• **PROBLEM TO WORK ON**
Locate all lines with the word "secrétaire". Copy them.

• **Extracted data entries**
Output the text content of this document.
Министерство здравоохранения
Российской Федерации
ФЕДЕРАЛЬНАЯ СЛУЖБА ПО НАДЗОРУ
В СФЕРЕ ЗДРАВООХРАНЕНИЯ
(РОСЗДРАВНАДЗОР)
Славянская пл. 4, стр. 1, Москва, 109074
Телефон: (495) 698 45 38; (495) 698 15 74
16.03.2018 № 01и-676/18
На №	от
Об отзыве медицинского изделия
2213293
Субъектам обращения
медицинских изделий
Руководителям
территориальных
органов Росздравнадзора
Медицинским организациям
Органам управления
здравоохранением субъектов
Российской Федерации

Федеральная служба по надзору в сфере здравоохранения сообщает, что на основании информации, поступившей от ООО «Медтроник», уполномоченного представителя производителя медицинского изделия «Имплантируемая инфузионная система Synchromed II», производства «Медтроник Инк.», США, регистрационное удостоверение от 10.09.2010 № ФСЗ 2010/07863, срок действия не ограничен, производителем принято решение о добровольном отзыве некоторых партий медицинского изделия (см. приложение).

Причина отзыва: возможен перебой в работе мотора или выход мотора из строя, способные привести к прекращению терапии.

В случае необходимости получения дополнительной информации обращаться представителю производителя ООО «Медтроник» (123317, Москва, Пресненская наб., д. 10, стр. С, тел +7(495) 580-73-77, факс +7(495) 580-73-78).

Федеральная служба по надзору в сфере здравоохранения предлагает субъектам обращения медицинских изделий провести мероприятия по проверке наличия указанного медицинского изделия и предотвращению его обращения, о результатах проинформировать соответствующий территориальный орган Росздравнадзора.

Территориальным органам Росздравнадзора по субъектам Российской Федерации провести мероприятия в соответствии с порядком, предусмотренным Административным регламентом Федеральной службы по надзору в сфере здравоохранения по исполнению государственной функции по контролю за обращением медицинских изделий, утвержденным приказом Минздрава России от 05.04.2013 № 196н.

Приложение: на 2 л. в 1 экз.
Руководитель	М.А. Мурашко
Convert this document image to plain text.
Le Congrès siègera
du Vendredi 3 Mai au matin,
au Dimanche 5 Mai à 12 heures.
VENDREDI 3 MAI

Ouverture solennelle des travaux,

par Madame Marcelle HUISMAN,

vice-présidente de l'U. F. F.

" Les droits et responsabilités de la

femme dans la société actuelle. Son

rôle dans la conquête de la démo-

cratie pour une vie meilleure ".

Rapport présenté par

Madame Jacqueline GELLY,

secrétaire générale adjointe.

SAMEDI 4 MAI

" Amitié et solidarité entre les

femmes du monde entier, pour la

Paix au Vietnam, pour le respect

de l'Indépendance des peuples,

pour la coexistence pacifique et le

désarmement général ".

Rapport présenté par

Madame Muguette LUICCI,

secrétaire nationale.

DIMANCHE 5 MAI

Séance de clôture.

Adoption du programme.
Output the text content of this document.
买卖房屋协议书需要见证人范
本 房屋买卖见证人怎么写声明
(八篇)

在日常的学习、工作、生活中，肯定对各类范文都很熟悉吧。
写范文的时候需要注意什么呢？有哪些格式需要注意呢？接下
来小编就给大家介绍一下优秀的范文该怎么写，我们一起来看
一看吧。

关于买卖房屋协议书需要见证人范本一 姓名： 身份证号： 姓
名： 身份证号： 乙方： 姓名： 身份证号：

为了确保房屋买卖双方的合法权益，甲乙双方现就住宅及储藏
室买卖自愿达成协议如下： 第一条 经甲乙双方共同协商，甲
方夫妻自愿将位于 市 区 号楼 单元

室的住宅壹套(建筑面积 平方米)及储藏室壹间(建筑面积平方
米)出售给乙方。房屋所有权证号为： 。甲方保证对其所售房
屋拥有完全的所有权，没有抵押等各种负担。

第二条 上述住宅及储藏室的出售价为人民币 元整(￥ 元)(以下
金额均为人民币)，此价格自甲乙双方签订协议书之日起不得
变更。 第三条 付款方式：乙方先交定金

• **WRITTEN RESPONSE**
secrétaire générale adjointe.
secrétaire nationale.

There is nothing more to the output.